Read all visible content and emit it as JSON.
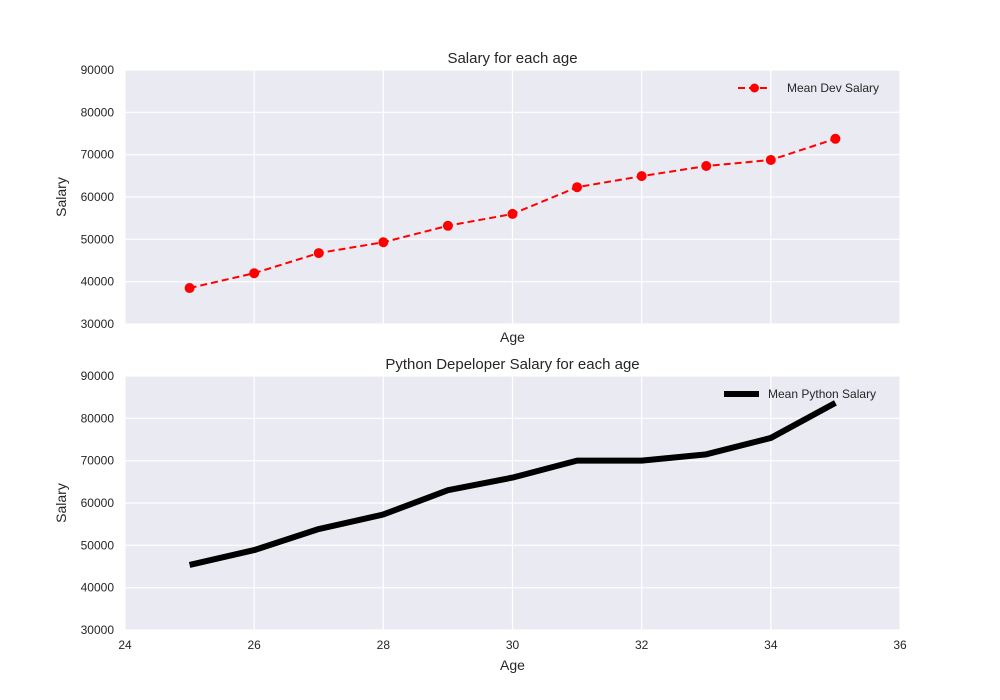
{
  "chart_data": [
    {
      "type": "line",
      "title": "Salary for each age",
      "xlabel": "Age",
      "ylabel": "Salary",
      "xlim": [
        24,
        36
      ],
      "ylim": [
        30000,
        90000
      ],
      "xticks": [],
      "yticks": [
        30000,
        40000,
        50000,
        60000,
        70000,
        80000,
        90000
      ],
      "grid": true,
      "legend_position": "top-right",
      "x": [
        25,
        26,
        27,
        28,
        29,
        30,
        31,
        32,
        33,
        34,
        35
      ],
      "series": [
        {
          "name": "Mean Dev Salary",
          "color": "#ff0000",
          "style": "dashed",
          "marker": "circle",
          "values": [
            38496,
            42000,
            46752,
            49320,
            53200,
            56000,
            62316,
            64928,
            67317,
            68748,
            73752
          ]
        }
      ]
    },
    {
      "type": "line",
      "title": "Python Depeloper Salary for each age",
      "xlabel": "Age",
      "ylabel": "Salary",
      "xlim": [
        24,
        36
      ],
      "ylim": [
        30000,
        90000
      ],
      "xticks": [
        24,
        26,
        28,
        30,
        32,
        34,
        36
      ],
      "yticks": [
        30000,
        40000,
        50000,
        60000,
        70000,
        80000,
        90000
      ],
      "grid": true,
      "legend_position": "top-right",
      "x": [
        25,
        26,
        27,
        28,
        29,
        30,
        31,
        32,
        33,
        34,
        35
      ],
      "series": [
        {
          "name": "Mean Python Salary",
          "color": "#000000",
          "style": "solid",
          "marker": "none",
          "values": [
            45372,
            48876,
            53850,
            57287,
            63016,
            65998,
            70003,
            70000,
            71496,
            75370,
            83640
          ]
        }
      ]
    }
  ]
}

Work to do>
Write out the whole listing exactly, and drop the pictures.

Correct response>
Read all visible content and emit it as JSON.
{
  "chart_data": [
    {
      "type": "line",
      "title": "Salary for each age",
      "xlabel": "Age",
      "ylabel": "Salary",
      "xlim": [
        24,
        36
      ],
      "ylim": [
        30000,
        90000
      ],
      "xticks": [],
      "yticks": [
        30000,
        40000,
        50000,
        60000,
        70000,
        80000,
        90000
      ],
      "grid": true,
      "legend_position": "top-right",
      "x": [
        25,
        26,
        27,
        28,
        29,
        30,
        31,
        32,
        33,
        34,
        35
      ],
      "series": [
        {
          "name": "Mean Dev Salary",
          "color": "#ff0000",
          "style": "dashed",
          "marker": "circle",
          "values": [
            38496,
            42000,
            46752,
            49320,
            53200,
            56000,
            62316,
            64928,
            67317,
            68748,
            73752
          ]
        }
      ]
    },
    {
      "type": "line",
      "title": "Python Depeloper Salary for each age",
      "xlabel": "Age",
      "ylabel": "Salary",
      "xlim": [
        24,
        36
      ],
      "ylim": [
        30000,
        90000
      ],
      "xticks": [
        24,
        26,
        28,
        30,
        32,
        34,
        36
      ],
      "yticks": [
        30000,
        40000,
        50000,
        60000,
        70000,
        80000,
        90000
      ],
      "grid": true,
      "legend_position": "top-right",
      "x": [
        25,
        26,
        27,
        28,
        29,
        30,
        31,
        32,
        33,
        34,
        35
      ],
      "series": [
        {
          "name": "Mean Python Salary",
          "color": "#000000",
          "style": "solid",
          "marker": "none",
          "values": [
            45372,
            48876,
            53850,
            57287,
            63016,
            65998,
            70003,
            70000,
            71496,
            75370,
            83640
          ]
        }
      ]
    }
  ]
}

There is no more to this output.